• [WHAT IS NEEDED]:
Copy every one of the items below word for word, changing nothing.
○ ○ ○ ○
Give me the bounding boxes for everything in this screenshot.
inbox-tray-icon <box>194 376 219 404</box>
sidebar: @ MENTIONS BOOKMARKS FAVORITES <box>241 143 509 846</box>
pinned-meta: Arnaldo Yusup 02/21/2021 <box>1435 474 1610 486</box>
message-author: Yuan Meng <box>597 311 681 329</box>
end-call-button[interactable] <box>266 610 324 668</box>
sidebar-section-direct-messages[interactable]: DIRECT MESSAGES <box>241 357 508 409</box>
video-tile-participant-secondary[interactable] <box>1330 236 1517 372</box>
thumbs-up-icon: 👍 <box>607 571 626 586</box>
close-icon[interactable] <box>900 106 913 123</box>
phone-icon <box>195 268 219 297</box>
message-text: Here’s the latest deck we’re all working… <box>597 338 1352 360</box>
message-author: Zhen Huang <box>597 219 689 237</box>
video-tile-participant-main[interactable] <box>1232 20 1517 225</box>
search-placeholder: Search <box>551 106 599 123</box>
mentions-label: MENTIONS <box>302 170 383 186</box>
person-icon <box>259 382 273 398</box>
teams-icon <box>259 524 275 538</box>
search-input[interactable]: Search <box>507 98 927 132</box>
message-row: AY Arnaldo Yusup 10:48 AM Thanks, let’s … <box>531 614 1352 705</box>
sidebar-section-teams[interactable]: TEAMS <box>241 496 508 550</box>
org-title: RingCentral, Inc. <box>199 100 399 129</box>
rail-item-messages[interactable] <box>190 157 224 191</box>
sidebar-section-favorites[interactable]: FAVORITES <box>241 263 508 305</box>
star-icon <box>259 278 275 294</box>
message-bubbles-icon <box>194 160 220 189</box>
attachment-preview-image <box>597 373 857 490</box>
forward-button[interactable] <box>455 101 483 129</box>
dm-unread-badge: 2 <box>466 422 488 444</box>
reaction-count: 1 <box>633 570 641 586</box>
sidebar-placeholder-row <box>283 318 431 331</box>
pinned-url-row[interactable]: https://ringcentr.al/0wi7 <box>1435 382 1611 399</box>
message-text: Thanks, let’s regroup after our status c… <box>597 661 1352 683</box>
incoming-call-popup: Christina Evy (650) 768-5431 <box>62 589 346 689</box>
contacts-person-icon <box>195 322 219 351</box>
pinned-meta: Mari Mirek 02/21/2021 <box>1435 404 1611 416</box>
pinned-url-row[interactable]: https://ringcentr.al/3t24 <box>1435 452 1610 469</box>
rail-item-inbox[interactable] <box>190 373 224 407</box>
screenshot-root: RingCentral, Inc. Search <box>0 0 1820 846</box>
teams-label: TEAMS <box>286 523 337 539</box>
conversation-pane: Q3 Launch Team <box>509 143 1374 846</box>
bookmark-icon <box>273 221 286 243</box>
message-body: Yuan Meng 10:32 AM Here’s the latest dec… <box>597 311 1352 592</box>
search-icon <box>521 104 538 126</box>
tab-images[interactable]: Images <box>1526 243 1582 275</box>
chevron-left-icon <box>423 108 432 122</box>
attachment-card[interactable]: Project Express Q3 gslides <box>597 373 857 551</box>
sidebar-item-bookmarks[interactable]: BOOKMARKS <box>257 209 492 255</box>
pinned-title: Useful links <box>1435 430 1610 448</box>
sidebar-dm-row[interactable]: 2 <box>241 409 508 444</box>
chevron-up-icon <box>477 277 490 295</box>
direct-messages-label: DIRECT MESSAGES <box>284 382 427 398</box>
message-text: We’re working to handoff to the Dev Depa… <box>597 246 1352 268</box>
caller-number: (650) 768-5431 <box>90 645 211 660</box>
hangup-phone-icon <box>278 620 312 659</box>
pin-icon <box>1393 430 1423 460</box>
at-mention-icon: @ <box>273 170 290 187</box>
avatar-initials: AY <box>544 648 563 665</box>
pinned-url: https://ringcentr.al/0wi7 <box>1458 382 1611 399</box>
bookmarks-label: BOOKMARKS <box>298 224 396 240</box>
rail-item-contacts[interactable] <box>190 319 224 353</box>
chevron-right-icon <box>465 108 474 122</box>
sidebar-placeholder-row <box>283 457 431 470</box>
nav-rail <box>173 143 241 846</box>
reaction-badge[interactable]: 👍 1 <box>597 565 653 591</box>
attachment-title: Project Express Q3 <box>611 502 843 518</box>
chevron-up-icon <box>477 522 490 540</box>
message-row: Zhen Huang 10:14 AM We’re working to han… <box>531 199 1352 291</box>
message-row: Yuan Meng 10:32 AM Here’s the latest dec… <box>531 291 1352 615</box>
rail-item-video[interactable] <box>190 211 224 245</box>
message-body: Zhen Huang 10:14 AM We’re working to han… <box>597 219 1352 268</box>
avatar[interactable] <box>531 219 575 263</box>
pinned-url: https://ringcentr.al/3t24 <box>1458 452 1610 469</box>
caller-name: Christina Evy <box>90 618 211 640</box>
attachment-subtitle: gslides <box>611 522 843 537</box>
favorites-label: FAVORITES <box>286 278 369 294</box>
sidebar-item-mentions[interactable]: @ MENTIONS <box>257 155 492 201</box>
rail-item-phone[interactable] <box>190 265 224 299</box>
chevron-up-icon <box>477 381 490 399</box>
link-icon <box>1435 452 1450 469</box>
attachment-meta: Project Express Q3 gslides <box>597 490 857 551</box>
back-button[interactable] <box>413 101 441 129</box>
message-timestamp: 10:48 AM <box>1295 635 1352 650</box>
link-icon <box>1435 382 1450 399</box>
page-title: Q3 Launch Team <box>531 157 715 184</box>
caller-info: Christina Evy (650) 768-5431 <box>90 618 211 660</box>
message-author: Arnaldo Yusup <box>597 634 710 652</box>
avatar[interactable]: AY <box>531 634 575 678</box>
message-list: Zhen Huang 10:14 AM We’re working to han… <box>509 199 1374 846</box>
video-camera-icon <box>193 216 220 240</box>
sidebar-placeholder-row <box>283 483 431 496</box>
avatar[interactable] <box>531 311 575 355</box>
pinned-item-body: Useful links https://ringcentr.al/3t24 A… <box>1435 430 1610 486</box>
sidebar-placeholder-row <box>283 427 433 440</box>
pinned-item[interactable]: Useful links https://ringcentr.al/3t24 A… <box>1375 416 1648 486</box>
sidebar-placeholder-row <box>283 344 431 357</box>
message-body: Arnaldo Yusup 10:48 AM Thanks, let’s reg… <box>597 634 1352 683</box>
○ ○ ○ ○
• [THE OUTPUT]:
Give me the bounding boxes for everything in this screenshot.
inbox-tray-icon <box>194 376 219 404</box>
sidebar: @ MENTIONS BOOKMARKS FAVORITES <box>241 143 509 846</box>
pinned-meta: Arnaldo Yusup 02/21/2021 <box>1435 474 1610 486</box>
message-author: Yuan Meng <box>597 311 681 329</box>
end-call-button[interactable] <box>266 610 324 668</box>
sidebar-section-direct-messages[interactable]: DIRECT MESSAGES <box>241 357 508 409</box>
video-tile-participant-secondary[interactable] <box>1330 236 1517 372</box>
thumbs-up-icon: 👍 <box>607 571 626 586</box>
close-icon[interactable] <box>900 106 913 123</box>
phone-icon <box>195 268 219 297</box>
message-text: Here’s the latest deck we’re all working… <box>597 338 1352 360</box>
message-author: Zhen Huang <box>597 219 689 237</box>
video-tile-participant-main[interactable] <box>1232 20 1517 225</box>
search-placeholder: Search <box>551 106 599 123</box>
mentions-label: MENTIONS <box>302 170 383 186</box>
person-icon <box>259 382 273 398</box>
teams-icon <box>259 524 275 538</box>
search-input[interactable]: Search <box>507 98 927 132</box>
message-row: AY Arnaldo Yusup 10:48 AM Thanks, let’s … <box>531 614 1352 705</box>
sidebar-section-teams[interactable]: TEAMS <box>241 496 508 550</box>
org-title: RingCentral, Inc. <box>199 100 399 129</box>
rail-item-messages[interactable] <box>190 157 224 191</box>
sidebar-section-favorites[interactable]: FAVORITES <box>241 263 508 305</box>
star-icon <box>259 278 275 294</box>
message-bubbles-icon <box>194 160 220 189</box>
attachment-preview-image <box>597 373 857 490</box>
forward-button[interactable] <box>455 101 483 129</box>
dm-unread-badge: 2 <box>466 422 488 444</box>
reaction-count: 1 <box>633 570 641 586</box>
sidebar-placeholder-row <box>283 318 431 331</box>
pinned-url-row[interactable]: https://ringcentr.al/0wi7 <box>1435 382 1611 399</box>
message-text: Thanks, let’s regroup after our status c… <box>597 661 1352 683</box>
incoming-call-popup: Christina Evy (650) 768-5431 <box>62 589 346 689</box>
contacts-person-icon <box>195 322 219 351</box>
pinned-meta: Mari Mirek 02/21/2021 <box>1435 404 1611 416</box>
pinned-url-row[interactable]: https://ringcentr.al/3t24 <box>1435 452 1610 469</box>
rail-item-inbox[interactable] <box>190 373 224 407</box>
screenshot-root: RingCentral, Inc. Search <box>0 0 1820 846</box>
teams-label: TEAMS <box>286 523 337 539</box>
conversation-pane: Q3 Launch Team <box>509 143 1374 846</box>
bookmark-icon <box>273 221 286 243</box>
message-body: Yuan Meng 10:32 AM Here’s the latest dec… <box>597 311 1352 592</box>
search-icon <box>521 104 538 126</box>
tab-images[interactable]: Images <box>1526 243 1582 275</box>
chevron-left-icon <box>423 108 432 122</box>
attachment-card[interactable]: Project Express Q3 gslides <box>597 373 857 551</box>
sidebar-item-bookmarks[interactable]: BOOKMARKS <box>257 209 492 255</box>
pinned-title: Useful links <box>1435 430 1610 448</box>
sidebar-dm-row[interactable]: 2 <box>241 409 508 444</box>
chevron-up-icon <box>477 277 490 295</box>
direct-messages-label: DIRECT MESSAGES <box>284 382 427 398</box>
message-text: We’re working to handoff to the Dev Depa… <box>597 246 1352 268</box>
caller-number: (650) 768-5431 <box>90 645 211 660</box>
hangup-phone-icon <box>278 620 312 659</box>
pin-icon <box>1393 430 1423 460</box>
at-mention-icon: @ <box>273 170 290 187</box>
avatar-initials: AY <box>544 648 563 665</box>
pinned-url: https://ringcentr.al/0wi7 <box>1458 382 1611 399</box>
bookmarks-label: BOOKMARKS <box>298 224 396 240</box>
rail-item-contacts[interactable] <box>190 319 224 353</box>
chevron-right-icon <box>465 108 474 122</box>
sidebar-placeholder-row <box>283 457 431 470</box>
nav-rail <box>173 143 241 846</box>
reaction-badge[interactable]: 👍 1 <box>597 565 653 591</box>
attachment-title: Project Express Q3 <box>611 502 843 518</box>
chevron-up-icon <box>477 522 490 540</box>
message-row: Zhen Huang 10:14 AM We’re working to han… <box>531 199 1352 291</box>
message-row: Yuan Meng 10:32 AM Here’s the latest dec… <box>531 291 1352 615</box>
rail-item-video[interactable] <box>190 211 224 245</box>
message-body: Zhen Huang 10:14 AM We’re working to han… <box>597 219 1352 268</box>
avatar[interactable] <box>531 219 575 263</box>
pinned-url: https://ringcentr.al/3t24 <box>1458 452 1610 469</box>
caller-name: Christina Evy <box>90 618 211 640</box>
attachment-subtitle: gslides <box>611 522 843 537</box>
favorites-label: FAVORITES <box>286 278 369 294</box>
sidebar-item-mentions[interactable]: @ MENTIONS <box>257 155 492 201</box>
rail-item-phone[interactable] <box>190 265 224 299</box>
chevron-up-icon <box>477 381 490 399</box>
link-icon <box>1435 452 1450 469</box>
attachment-meta: Project Express Q3 gslides <box>597 490 857 551</box>
back-button[interactable] <box>413 101 441 129</box>
message-timestamp: 10:48 AM <box>1295 635 1352 650</box>
link-icon <box>1435 382 1450 399</box>
page-title: Q3 Launch Team <box>531 157 715 184</box>
caller-info: Christina Evy (650) 768-5431 <box>90 618 211 660</box>
message-author: Arnaldo Yusup <box>597 634 710 652</box>
avatar[interactable]: AY <box>531 634 575 678</box>
message-list: Zhen Huang 10:14 AM We’re working to han… <box>509 199 1374 846</box>
video-camera-icon <box>193 216 220 240</box>
sidebar-placeholder-row <box>283 483 431 496</box>
avatar[interactable] <box>531 311 575 355</box>
pinned-item-body: Useful links https://ringcentr.al/3t24 A… <box>1435 430 1610 486</box>
sidebar-placeholder-row <box>283 427 433 440</box>
pinned-item[interactable]: Useful links https://ringcentr.al/3t24 A… <box>1375 416 1648 486</box>
sidebar-placeholder-row <box>283 344 431 357</box>
message-body: Arnaldo Yusup 10:48 AM Thanks, let’s reg… <box>597 634 1352 683</box>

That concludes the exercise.